Records about charts and figures

=-=-=-=-=

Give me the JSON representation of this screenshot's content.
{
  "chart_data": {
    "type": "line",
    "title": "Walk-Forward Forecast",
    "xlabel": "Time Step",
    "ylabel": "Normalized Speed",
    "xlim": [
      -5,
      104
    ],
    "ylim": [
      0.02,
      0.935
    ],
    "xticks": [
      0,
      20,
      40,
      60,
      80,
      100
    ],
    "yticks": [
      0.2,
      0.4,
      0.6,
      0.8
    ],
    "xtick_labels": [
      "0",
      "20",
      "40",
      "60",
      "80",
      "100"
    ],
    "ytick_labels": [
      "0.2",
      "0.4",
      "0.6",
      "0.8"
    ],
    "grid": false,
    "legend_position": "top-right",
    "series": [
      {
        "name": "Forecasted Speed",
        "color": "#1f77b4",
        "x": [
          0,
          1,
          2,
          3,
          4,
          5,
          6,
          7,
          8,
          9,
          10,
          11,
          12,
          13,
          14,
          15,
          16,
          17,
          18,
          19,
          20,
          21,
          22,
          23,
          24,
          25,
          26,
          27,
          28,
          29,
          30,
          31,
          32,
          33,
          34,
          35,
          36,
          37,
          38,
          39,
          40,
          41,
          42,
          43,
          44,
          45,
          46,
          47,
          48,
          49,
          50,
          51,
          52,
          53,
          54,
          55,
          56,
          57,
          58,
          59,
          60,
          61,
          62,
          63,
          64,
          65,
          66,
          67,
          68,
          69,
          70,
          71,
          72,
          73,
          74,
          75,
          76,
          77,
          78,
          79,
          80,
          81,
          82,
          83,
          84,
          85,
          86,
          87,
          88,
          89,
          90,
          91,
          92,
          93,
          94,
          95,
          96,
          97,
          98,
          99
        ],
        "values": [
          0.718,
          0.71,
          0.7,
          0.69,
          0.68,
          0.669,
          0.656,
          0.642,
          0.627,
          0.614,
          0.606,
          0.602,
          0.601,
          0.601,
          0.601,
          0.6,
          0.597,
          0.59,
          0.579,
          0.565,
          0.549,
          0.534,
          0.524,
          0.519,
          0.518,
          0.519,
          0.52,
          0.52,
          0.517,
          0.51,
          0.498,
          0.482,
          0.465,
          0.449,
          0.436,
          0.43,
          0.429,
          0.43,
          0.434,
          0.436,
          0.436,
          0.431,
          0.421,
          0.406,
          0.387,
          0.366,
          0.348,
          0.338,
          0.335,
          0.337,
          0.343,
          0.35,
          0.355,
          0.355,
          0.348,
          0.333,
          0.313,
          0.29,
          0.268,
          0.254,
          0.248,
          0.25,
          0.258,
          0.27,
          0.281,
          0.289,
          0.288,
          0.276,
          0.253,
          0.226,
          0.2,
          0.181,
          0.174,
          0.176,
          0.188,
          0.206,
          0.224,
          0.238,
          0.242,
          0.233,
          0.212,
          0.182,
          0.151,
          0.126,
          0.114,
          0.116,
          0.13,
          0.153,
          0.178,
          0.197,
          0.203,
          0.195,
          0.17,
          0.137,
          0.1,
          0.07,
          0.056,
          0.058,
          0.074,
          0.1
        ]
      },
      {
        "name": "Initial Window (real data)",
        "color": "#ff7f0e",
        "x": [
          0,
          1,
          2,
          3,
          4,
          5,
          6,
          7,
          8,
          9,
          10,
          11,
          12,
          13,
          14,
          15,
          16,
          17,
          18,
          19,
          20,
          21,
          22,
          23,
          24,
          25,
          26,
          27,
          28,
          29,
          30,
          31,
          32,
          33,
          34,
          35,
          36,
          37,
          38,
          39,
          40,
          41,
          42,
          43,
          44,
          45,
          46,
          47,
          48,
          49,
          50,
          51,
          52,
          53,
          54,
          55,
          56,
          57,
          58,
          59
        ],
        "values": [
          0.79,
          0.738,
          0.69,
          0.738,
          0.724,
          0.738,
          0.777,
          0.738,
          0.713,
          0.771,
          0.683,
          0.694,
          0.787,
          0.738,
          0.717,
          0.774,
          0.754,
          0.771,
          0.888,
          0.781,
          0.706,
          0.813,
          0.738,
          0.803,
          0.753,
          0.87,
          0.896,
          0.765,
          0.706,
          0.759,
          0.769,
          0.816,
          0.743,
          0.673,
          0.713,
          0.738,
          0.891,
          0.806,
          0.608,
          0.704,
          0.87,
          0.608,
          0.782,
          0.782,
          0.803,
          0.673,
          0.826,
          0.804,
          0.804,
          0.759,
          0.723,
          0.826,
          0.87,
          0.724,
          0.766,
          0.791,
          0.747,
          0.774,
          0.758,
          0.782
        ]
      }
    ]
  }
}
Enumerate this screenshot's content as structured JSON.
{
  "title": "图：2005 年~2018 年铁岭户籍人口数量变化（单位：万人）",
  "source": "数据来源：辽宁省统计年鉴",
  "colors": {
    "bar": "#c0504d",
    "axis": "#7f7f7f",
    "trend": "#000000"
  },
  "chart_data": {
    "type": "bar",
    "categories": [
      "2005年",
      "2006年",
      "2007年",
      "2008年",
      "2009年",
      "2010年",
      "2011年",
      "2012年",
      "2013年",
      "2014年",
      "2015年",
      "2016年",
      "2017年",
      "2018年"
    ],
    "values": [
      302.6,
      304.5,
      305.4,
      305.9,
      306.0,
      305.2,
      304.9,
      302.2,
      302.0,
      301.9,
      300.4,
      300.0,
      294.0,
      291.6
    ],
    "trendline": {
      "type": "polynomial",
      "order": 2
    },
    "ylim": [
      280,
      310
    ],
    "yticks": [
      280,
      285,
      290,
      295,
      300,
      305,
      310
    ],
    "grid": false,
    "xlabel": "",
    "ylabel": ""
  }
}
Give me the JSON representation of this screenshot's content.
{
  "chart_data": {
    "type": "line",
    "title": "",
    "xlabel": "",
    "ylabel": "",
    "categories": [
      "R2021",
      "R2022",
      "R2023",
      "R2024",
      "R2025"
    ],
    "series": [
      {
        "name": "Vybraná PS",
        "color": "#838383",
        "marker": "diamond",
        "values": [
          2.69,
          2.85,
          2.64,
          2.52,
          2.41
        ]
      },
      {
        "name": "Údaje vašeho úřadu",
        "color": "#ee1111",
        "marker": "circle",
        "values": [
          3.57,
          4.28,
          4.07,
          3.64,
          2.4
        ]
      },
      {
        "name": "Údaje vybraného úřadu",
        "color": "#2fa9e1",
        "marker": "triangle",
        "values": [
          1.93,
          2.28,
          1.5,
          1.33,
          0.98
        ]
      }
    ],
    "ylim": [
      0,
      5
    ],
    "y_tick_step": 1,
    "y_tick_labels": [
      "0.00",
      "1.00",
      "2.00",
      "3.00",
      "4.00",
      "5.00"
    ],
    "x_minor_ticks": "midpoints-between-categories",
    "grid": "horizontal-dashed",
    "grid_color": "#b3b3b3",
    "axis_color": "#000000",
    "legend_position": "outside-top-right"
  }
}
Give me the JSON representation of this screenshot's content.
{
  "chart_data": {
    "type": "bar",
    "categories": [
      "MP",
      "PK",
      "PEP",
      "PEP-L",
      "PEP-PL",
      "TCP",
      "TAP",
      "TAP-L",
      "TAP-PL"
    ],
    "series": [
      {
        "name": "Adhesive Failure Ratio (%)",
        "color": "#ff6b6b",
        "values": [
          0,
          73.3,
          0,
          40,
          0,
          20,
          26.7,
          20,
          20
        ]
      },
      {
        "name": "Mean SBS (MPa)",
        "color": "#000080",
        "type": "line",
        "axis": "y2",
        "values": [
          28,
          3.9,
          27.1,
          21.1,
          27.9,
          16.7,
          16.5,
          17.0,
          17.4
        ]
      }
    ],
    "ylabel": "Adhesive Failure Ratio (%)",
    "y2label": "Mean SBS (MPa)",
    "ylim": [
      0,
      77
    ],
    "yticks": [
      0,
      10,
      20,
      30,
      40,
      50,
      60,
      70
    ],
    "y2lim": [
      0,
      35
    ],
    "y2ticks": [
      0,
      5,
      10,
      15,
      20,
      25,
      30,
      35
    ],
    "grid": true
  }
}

=-=-=-=-=

Stated goal:
Filter the entries down to the lines with the word "Speed" in them.

Result below:
    "ylabel": "Normalized Speed",
        "name": "Forecasted Speed",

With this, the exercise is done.